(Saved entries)
● ● ● ● ●

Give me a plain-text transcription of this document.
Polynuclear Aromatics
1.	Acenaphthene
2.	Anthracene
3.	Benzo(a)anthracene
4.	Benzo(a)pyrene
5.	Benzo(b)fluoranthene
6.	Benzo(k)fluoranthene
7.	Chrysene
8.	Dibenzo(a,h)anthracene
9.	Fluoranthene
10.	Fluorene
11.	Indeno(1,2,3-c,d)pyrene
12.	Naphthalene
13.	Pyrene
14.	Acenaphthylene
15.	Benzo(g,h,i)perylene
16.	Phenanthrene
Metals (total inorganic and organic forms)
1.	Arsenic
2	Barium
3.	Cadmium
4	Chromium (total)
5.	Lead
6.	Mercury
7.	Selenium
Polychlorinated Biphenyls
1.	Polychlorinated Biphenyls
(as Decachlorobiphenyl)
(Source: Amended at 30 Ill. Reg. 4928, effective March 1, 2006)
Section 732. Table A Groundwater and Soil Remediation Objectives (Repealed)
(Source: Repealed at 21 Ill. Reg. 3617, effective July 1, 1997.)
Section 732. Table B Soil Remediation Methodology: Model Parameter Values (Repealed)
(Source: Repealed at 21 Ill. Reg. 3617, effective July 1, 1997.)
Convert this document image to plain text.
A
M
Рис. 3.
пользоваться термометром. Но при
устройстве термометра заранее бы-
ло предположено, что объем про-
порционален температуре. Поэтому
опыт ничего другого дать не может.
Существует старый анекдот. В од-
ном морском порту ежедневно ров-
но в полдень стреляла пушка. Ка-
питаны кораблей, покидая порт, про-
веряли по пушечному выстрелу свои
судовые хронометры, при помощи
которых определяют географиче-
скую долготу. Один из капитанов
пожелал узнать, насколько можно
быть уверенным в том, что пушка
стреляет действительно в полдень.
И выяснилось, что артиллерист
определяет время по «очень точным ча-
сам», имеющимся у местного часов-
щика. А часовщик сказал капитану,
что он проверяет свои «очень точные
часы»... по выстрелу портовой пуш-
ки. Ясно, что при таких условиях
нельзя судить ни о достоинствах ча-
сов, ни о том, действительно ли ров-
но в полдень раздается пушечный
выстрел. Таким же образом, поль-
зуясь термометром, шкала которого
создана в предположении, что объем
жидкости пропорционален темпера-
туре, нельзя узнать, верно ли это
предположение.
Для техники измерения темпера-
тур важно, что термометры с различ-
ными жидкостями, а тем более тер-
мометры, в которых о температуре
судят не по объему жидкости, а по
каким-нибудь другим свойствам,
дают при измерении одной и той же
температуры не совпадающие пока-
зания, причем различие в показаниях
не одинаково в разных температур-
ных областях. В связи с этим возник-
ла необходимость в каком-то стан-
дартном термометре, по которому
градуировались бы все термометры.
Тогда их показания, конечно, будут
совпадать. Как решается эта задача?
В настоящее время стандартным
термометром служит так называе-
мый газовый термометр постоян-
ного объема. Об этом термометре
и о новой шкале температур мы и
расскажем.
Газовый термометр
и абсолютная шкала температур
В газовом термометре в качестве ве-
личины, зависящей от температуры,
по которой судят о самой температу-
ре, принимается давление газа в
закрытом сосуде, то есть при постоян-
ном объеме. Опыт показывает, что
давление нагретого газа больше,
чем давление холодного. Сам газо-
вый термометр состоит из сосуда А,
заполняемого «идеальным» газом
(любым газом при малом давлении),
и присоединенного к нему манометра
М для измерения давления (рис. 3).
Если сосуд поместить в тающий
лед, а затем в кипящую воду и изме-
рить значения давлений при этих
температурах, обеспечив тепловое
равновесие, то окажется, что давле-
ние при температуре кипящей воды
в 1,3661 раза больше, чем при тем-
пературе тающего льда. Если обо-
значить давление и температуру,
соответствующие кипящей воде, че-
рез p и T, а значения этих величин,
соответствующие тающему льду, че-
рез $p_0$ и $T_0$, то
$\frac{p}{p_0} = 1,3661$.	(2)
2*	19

● ● ● ● ●

What you should do. Copy out every line in the listing where the word "Soil" appears.

Answer for this exercise.
Section 732. Table A Groundwater and Soil Remediation Objectives (Repealed)
Section 732. Table B Soil Remediation Methodology: Model Parameter Values (Repealed)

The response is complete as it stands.